Source records:
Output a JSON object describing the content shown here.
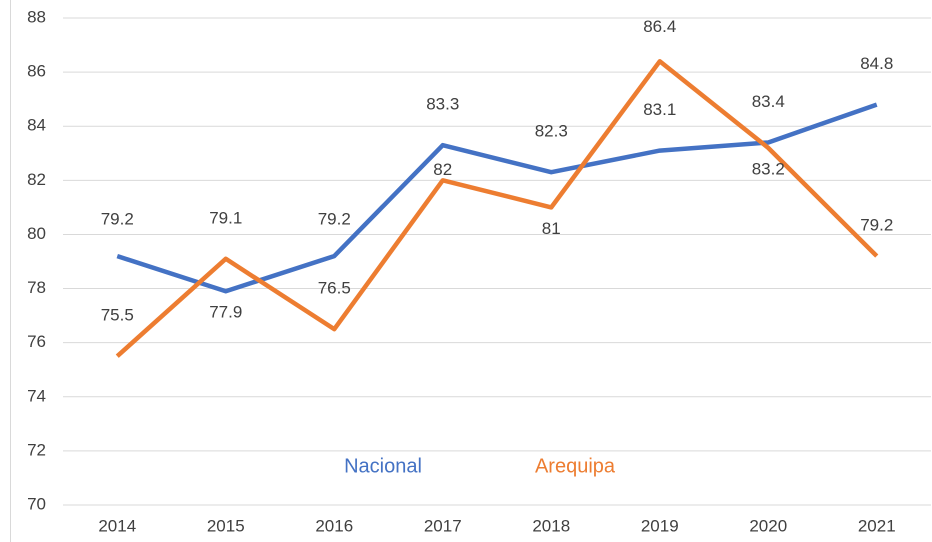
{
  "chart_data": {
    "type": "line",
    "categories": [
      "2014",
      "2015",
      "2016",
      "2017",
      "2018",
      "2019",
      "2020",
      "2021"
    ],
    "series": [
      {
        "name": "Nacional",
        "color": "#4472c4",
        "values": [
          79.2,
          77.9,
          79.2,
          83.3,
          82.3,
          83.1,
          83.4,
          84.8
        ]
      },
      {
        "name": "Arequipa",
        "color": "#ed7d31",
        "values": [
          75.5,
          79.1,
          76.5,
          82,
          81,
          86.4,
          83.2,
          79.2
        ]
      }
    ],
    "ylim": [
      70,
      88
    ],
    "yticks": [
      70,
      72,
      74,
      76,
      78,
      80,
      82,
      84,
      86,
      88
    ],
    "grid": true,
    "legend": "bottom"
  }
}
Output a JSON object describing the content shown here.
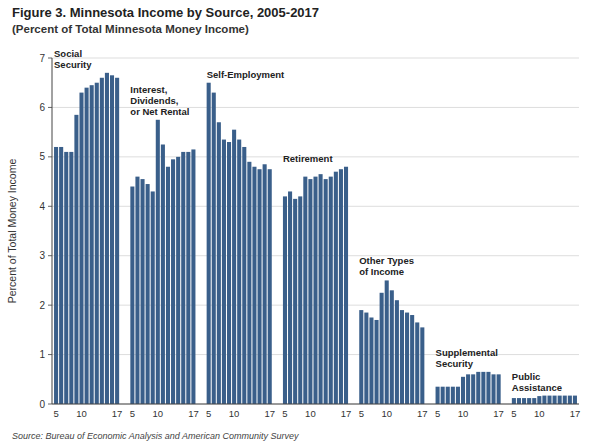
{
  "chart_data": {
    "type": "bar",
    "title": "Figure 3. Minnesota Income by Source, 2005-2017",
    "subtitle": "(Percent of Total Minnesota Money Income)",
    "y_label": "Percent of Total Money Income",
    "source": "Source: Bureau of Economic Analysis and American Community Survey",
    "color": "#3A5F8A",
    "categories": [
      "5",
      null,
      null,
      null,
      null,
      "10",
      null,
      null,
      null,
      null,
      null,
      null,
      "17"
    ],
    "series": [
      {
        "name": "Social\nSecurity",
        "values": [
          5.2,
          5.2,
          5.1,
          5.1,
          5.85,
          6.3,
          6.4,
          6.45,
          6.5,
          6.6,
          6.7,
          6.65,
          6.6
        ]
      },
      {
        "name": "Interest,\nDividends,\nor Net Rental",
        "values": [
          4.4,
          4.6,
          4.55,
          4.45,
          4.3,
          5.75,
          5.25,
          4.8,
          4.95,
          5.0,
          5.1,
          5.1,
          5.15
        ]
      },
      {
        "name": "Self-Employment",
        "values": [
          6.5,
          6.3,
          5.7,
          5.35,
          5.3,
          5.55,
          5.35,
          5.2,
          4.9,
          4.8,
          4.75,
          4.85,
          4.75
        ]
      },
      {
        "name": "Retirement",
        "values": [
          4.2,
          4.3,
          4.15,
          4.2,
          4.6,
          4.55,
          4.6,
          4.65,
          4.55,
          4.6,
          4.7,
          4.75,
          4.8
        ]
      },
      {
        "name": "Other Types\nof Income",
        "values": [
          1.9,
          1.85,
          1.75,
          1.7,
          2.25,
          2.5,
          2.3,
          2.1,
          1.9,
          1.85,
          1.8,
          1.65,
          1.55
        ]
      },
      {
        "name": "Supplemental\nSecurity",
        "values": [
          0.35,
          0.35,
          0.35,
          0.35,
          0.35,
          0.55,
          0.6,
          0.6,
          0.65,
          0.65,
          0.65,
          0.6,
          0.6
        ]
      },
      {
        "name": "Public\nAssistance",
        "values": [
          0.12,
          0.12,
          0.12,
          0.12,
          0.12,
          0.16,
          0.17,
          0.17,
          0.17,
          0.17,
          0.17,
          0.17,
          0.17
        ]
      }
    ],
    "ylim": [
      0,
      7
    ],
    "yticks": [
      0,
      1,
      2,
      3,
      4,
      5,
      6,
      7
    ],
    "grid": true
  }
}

→ **What is needed**: Search the listing for the string "Percent". Copy each line where it turns up.

→ **Solution for this exercise**:
    "subtitle": "(Percent of Total Minnesota Money Income)",
    "y_label": "Percent of Total Money Income",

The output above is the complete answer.